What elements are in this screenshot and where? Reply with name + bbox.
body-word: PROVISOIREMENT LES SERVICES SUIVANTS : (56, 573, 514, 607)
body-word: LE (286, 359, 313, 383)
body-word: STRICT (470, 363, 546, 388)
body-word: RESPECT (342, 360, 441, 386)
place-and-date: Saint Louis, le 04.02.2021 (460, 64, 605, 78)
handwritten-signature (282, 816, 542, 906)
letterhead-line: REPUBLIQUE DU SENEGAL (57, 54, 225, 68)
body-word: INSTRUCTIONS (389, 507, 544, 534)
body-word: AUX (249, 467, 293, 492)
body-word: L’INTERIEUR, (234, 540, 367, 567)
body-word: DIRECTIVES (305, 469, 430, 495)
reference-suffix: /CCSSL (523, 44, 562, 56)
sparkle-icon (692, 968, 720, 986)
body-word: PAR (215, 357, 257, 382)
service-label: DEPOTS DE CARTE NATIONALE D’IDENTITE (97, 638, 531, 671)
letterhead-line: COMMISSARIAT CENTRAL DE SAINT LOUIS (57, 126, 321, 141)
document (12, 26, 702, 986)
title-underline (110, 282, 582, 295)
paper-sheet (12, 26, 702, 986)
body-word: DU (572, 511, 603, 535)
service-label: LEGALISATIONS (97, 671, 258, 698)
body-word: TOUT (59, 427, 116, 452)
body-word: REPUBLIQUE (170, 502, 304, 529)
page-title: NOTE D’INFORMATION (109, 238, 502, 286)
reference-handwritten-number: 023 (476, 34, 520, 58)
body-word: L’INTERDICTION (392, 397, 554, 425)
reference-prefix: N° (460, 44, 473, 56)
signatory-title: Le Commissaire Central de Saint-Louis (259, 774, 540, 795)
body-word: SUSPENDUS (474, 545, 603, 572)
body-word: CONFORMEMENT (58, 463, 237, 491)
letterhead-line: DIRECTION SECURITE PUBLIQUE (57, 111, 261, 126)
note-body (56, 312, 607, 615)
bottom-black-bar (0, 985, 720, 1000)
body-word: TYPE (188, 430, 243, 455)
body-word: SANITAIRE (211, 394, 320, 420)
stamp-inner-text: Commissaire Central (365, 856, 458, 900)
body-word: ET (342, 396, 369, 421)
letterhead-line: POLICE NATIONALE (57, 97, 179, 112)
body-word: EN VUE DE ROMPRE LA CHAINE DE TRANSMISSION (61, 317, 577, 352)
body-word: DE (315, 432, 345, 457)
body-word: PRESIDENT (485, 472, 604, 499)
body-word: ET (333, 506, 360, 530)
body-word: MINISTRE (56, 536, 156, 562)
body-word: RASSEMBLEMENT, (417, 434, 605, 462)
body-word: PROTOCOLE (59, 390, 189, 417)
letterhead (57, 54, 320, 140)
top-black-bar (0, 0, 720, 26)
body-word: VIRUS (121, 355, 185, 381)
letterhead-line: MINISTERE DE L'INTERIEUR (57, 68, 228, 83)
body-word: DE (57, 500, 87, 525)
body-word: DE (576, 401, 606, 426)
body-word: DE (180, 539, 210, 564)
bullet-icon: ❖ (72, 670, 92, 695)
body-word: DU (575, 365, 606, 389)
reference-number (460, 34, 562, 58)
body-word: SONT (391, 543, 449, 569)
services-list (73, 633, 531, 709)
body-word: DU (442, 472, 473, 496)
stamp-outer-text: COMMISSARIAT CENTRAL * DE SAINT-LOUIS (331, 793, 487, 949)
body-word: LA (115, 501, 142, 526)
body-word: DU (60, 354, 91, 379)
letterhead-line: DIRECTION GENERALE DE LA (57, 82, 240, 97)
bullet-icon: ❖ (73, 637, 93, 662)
§
→ **Assignment**
In the material above, please count the lines that hold the word "INTERIEUR" and answer with only that number.

→ **The completed task**
2